REQUIREMENTS => Output each line exactly as it appears, skipping any embedded picture.

RECORDS TO PROCESS =>
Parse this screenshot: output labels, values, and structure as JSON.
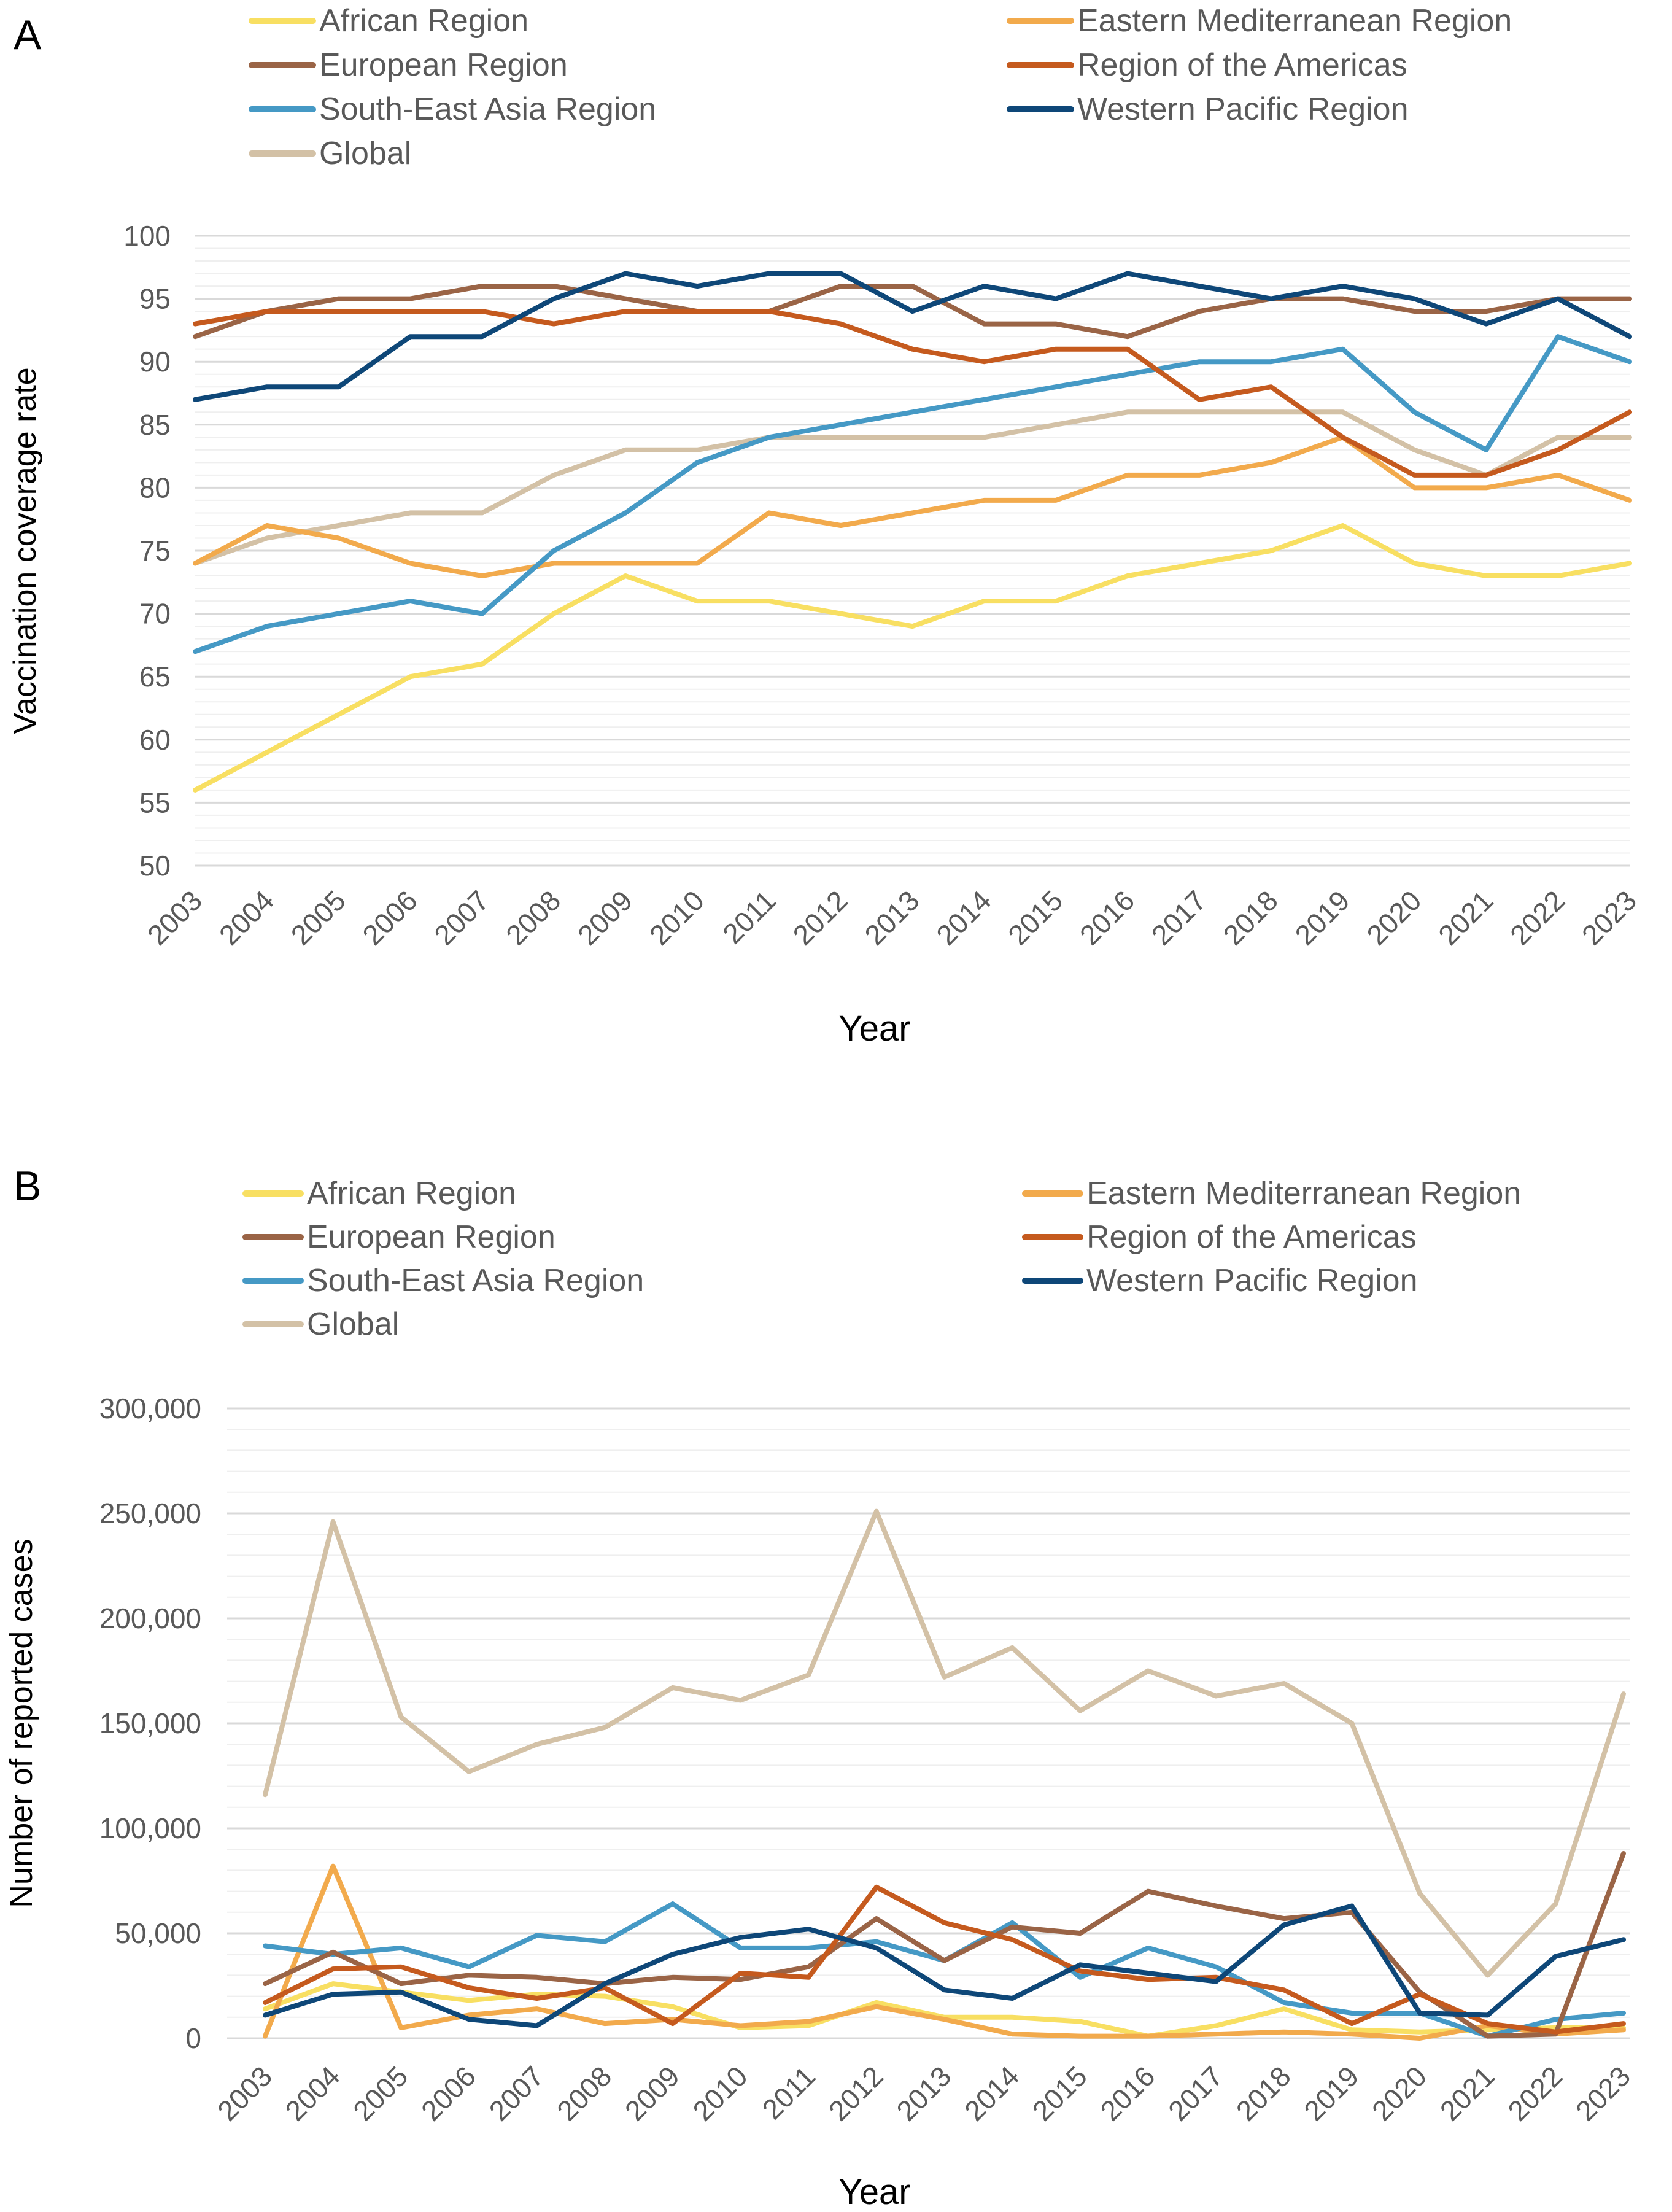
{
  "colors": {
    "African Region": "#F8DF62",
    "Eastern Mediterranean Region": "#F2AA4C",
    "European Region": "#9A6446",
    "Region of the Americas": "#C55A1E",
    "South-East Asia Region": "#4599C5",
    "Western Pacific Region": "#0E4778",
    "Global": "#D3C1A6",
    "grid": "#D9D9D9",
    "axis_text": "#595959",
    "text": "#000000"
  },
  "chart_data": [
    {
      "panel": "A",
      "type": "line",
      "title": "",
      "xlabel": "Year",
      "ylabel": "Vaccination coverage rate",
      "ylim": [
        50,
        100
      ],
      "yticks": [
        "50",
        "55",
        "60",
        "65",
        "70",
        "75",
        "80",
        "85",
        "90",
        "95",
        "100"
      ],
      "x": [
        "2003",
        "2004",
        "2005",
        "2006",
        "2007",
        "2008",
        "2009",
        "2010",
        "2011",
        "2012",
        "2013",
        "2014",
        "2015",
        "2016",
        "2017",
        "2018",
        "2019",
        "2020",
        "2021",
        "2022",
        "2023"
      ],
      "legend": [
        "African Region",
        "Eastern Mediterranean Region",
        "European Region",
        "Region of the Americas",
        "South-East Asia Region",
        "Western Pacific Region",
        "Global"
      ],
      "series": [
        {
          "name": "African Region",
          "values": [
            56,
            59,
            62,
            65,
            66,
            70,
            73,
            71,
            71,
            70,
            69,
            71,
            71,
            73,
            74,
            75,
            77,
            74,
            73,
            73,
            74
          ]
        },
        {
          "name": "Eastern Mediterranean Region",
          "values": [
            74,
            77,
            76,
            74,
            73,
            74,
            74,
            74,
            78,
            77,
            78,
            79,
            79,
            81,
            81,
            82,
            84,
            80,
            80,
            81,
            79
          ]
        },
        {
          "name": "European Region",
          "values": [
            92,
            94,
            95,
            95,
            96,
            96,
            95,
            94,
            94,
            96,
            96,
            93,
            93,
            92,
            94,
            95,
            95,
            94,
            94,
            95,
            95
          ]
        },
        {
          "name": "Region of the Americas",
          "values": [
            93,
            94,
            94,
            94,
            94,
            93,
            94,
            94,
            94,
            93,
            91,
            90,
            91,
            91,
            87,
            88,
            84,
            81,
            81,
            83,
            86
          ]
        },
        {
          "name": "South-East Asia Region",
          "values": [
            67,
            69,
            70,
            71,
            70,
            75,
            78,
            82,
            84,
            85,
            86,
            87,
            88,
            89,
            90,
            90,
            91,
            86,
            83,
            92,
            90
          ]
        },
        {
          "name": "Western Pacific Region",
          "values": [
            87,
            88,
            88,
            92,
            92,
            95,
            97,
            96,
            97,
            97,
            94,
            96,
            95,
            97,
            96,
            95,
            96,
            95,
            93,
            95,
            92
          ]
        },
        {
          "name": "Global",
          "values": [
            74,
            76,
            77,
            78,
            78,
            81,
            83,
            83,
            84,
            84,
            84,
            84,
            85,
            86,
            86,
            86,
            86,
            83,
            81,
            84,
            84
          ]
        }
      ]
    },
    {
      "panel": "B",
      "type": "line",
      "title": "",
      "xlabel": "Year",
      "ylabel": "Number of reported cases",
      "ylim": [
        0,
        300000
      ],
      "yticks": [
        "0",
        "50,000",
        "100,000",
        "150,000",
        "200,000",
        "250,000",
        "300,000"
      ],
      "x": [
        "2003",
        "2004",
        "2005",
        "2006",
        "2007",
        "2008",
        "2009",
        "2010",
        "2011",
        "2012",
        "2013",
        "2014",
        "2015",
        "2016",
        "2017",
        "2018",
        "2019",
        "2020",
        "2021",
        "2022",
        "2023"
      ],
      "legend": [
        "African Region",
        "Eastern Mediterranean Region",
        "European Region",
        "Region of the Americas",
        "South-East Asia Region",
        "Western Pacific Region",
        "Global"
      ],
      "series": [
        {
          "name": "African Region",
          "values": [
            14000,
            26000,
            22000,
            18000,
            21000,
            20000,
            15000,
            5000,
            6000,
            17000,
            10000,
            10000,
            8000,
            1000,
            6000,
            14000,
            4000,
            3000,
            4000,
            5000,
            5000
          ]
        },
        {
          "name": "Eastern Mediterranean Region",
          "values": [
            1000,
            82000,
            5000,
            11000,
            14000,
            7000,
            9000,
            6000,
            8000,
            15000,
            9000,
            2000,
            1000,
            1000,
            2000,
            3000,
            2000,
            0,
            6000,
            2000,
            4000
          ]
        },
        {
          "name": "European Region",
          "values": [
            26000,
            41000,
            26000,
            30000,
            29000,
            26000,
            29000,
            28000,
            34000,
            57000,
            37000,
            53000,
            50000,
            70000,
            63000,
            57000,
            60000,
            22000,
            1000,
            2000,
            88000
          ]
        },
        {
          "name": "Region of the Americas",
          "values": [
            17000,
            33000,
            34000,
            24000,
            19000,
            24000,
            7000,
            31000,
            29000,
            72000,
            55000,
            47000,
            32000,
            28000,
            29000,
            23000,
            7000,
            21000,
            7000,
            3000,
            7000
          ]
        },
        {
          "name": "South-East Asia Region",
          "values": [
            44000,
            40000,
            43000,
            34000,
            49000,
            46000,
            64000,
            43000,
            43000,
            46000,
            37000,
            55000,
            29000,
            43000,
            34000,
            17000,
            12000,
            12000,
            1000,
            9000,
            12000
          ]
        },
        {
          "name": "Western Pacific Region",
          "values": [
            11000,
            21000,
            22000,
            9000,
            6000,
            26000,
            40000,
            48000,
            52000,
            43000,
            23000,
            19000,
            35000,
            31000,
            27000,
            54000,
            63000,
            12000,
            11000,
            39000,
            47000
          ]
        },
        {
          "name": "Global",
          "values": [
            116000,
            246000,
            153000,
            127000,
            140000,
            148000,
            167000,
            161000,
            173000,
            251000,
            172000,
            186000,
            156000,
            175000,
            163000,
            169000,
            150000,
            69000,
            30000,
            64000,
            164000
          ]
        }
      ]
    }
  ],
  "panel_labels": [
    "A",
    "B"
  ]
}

CORRECT RESPONSE =>
Parse this screenshot: output labels, values, and structure as JSON.
{
  "colors": {
    "African Region": "#F8DF62",
    "Eastern Mediterranean Region": "#F2AA4C",
    "European Region": "#9A6446",
    "Region of the Americas": "#C55A1E",
    "South-East Asia Region": "#4599C5",
    "Western Pacific Region": "#0E4778",
    "Global": "#D3C1A6",
    "grid": "#D9D9D9",
    "axis_text": "#595959",
    "text": "#000000"
  },
  "chart_data": [
    {
      "panel": "A",
      "type": "line",
      "title": "",
      "xlabel": "Year",
      "ylabel": "Vaccination coverage rate",
      "ylim": [
        50,
        100
      ],
      "yticks": [
        "50",
        "55",
        "60",
        "65",
        "70",
        "75",
        "80",
        "85",
        "90",
        "95",
        "100"
      ],
      "x": [
        "2003",
        "2004",
        "2005",
        "2006",
        "2007",
        "2008",
        "2009",
        "2010",
        "2011",
        "2012",
        "2013",
        "2014",
        "2015",
        "2016",
        "2017",
        "2018",
        "2019",
        "2020",
        "2021",
        "2022",
        "2023"
      ],
      "legend": [
        "African Region",
        "Eastern Mediterranean Region",
        "European Region",
        "Region of the Americas",
        "South-East Asia Region",
        "Western Pacific Region",
        "Global"
      ],
      "series": [
        {
          "name": "African Region",
          "values": [
            56,
            59,
            62,
            65,
            66,
            70,
            73,
            71,
            71,
            70,
            69,
            71,
            71,
            73,
            74,
            75,
            77,
            74,
            73,
            73,
            74
          ]
        },
        {
          "name": "Eastern Mediterranean Region",
          "values": [
            74,
            77,
            76,
            74,
            73,
            74,
            74,
            74,
            78,
            77,
            78,
            79,
            79,
            81,
            81,
            82,
            84,
            80,
            80,
            81,
            79
          ]
        },
        {
          "name": "European Region",
          "values": [
            92,
            94,
            95,
            95,
            96,
            96,
            95,
            94,
            94,
            96,
            96,
            93,
            93,
            92,
            94,
            95,
            95,
            94,
            94,
            95,
            95
          ]
        },
        {
          "name": "Region of the Americas",
          "values": [
            93,
            94,
            94,
            94,
            94,
            93,
            94,
            94,
            94,
            93,
            91,
            90,
            91,
            91,
            87,
            88,
            84,
            81,
            81,
            83,
            86
          ]
        },
        {
          "name": "South-East Asia Region",
          "values": [
            67,
            69,
            70,
            71,
            70,
            75,
            78,
            82,
            84,
            85,
            86,
            87,
            88,
            89,
            90,
            90,
            91,
            86,
            83,
            92,
            90
          ]
        },
        {
          "name": "Western Pacific Region",
          "values": [
            87,
            88,
            88,
            92,
            92,
            95,
            97,
            96,
            97,
            97,
            94,
            96,
            95,
            97,
            96,
            95,
            96,
            95,
            93,
            95,
            92
          ]
        },
        {
          "name": "Global",
          "values": [
            74,
            76,
            77,
            78,
            78,
            81,
            83,
            83,
            84,
            84,
            84,
            84,
            85,
            86,
            86,
            86,
            86,
            83,
            81,
            84,
            84
          ]
        }
      ]
    },
    {
      "panel": "B",
      "type": "line",
      "title": "",
      "xlabel": "Year",
      "ylabel": "Number of reported cases",
      "ylim": [
        0,
        300000
      ],
      "yticks": [
        "0",
        "50,000",
        "100,000",
        "150,000",
        "200,000",
        "250,000",
        "300,000"
      ],
      "x": [
        "2003",
        "2004",
        "2005",
        "2006",
        "2007",
        "2008",
        "2009",
        "2010",
        "2011",
        "2012",
        "2013",
        "2014",
        "2015",
        "2016",
        "2017",
        "2018",
        "2019",
        "2020",
        "2021",
        "2022",
        "2023"
      ],
      "legend": [
        "African Region",
        "Eastern Mediterranean Region",
        "European Region",
        "Region of the Americas",
        "South-East Asia Region",
        "Western Pacific Region",
        "Global"
      ],
      "series": [
        {
          "name": "African Region",
          "values": [
            14000,
            26000,
            22000,
            18000,
            21000,
            20000,
            15000,
            5000,
            6000,
            17000,
            10000,
            10000,
            8000,
            1000,
            6000,
            14000,
            4000,
            3000,
            4000,
            5000,
            5000
          ]
        },
        {
          "name": "Eastern Mediterranean Region",
          "values": [
            1000,
            82000,
            5000,
            11000,
            14000,
            7000,
            9000,
            6000,
            8000,
            15000,
            9000,
            2000,
            1000,
            1000,
            2000,
            3000,
            2000,
            0,
            6000,
            2000,
            4000
          ]
        },
        {
          "name": "European Region",
          "values": [
            26000,
            41000,
            26000,
            30000,
            29000,
            26000,
            29000,
            28000,
            34000,
            57000,
            37000,
            53000,
            50000,
            70000,
            63000,
            57000,
            60000,
            22000,
            1000,
            2000,
            88000
          ]
        },
        {
          "name": "Region of the Americas",
          "values": [
            17000,
            33000,
            34000,
            24000,
            19000,
            24000,
            7000,
            31000,
            29000,
            72000,
            55000,
            47000,
            32000,
            28000,
            29000,
            23000,
            7000,
            21000,
            7000,
            3000,
            7000
          ]
        },
        {
          "name": "South-East Asia Region",
          "values": [
            44000,
            40000,
            43000,
            34000,
            49000,
            46000,
            64000,
            43000,
            43000,
            46000,
            37000,
            55000,
            29000,
            43000,
            34000,
            17000,
            12000,
            12000,
            1000,
            9000,
            12000
          ]
        },
        {
          "name": "Western Pacific Region",
          "values": [
            11000,
            21000,
            22000,
            9000,
            6000,
            26000,
            40000,
            48000,
            52000,
            43000,
            23000,
            19000,
            35000,
            31000,
            27000,
            54000,
            63000,
            12000,
            11000,
            39000,
            47000
          ]
        },
        {
          "name": "Global",
          "values": [
            116000,
            246000,
            153000,
            127000,
            140000,
            148000,
            167000,
            161000,
            173000,
            251000,
            172000,
            186000,
            156000,
            175000,
            163000,
            169000,
            150000,
            69000,
            30000,
            64000,
            164000
          ]
        }
      ]
    }
  ],
  "panel_labels": [
    "A",
    "B"
  ]
}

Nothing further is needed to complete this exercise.